WHAT TO PRODUCE
Read the material below and tally how many lines hold the word "color", giving the number and nothing else.
----
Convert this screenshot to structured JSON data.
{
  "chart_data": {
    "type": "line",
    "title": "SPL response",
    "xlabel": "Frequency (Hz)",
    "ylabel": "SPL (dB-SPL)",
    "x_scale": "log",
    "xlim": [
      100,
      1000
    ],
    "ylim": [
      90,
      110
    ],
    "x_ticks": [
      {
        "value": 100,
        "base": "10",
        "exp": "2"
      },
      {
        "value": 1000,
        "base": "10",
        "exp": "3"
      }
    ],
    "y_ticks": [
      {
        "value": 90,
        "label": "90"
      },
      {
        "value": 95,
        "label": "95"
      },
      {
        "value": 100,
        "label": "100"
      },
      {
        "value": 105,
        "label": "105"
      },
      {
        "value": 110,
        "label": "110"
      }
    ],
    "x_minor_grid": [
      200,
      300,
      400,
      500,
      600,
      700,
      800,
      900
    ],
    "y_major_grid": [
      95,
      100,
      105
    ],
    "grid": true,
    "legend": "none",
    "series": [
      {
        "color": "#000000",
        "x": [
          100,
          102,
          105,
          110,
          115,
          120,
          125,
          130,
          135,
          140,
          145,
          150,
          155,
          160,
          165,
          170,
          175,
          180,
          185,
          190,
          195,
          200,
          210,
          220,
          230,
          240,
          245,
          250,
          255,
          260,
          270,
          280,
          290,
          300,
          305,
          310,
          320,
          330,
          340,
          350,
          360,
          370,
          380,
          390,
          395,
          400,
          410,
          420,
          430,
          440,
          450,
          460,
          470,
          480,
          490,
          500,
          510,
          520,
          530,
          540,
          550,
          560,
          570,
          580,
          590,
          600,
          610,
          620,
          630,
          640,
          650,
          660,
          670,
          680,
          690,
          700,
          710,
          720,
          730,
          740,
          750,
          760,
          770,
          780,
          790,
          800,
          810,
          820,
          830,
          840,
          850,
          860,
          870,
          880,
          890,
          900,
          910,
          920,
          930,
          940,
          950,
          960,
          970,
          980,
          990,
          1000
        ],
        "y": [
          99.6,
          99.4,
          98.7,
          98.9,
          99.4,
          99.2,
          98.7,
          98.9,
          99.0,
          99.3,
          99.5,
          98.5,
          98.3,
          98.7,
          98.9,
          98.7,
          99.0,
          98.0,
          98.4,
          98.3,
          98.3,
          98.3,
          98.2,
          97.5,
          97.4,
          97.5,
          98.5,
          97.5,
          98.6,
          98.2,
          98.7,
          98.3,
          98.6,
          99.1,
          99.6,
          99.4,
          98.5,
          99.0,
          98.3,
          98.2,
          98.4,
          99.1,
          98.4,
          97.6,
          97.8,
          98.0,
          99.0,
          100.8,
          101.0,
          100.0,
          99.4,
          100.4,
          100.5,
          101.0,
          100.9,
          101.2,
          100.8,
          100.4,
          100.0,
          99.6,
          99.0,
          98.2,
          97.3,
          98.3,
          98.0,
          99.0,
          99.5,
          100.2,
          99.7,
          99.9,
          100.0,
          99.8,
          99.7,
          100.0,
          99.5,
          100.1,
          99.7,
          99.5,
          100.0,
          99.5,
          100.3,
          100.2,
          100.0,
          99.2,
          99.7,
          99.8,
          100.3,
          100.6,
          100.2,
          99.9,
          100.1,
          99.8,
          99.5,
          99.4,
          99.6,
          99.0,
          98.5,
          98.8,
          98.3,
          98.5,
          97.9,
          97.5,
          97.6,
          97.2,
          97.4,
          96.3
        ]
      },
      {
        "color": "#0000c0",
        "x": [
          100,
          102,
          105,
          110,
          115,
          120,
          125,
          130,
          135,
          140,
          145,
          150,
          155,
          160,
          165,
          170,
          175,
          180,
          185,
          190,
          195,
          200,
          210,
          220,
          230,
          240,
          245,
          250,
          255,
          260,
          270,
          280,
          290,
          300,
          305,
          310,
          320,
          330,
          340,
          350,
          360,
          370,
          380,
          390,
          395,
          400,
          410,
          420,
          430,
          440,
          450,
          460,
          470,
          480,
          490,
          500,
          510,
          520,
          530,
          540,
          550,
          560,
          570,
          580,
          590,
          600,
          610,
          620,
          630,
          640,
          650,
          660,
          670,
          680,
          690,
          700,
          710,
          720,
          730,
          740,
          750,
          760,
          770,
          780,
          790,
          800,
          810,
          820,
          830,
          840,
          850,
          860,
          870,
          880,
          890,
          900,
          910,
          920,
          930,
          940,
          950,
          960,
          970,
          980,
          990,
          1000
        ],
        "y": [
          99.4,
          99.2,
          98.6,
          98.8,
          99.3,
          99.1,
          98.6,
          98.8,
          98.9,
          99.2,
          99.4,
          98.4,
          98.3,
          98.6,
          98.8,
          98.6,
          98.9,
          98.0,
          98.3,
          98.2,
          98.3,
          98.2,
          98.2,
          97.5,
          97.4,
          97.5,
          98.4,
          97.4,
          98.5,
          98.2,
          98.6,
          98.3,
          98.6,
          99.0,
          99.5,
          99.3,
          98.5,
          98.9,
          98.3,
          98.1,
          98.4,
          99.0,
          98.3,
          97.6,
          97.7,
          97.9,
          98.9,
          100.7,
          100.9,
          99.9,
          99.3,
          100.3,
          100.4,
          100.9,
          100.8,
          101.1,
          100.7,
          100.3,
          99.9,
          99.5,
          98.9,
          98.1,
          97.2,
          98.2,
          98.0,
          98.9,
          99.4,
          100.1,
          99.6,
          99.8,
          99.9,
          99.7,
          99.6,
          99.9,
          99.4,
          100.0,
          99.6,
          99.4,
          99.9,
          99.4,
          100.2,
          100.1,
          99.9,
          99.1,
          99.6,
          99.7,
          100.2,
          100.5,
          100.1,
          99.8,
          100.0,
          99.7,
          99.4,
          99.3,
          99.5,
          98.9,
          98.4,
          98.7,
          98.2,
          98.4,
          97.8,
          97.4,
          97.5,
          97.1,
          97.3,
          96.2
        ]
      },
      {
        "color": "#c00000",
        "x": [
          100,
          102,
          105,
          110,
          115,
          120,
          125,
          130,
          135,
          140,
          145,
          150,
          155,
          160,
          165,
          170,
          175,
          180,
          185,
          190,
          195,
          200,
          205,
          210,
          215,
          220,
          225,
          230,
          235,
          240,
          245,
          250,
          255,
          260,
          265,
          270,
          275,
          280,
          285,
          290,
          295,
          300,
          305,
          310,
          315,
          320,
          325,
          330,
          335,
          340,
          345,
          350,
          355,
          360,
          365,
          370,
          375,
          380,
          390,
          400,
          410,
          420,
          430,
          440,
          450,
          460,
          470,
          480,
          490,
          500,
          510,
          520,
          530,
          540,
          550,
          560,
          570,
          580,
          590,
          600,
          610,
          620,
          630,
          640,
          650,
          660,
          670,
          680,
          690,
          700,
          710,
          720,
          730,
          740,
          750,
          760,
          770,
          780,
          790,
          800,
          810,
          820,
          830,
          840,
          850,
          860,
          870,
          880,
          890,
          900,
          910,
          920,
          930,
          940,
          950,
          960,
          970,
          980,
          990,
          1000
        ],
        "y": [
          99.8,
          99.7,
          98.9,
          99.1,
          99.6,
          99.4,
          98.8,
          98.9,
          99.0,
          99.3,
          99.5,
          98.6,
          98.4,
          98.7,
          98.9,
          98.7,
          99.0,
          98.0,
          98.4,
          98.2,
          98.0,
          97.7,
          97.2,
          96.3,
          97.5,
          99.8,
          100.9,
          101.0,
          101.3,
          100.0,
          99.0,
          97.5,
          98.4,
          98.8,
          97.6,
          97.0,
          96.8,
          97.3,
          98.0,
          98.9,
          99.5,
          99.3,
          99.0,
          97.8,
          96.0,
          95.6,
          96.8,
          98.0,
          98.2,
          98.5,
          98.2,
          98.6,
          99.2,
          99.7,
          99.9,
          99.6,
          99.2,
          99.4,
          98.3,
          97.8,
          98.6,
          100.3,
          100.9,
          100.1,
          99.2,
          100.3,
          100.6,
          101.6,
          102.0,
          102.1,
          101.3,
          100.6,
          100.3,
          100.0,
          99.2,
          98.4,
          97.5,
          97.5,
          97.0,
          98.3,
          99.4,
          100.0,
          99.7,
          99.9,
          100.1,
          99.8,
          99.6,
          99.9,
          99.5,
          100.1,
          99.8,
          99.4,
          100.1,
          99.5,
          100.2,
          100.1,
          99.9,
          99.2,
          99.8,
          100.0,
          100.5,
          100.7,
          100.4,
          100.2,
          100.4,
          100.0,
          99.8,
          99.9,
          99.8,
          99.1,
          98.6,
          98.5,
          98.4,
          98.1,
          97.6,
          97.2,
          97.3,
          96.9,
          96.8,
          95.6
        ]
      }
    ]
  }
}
----
ANSWER FOR THIS EXERCISE
3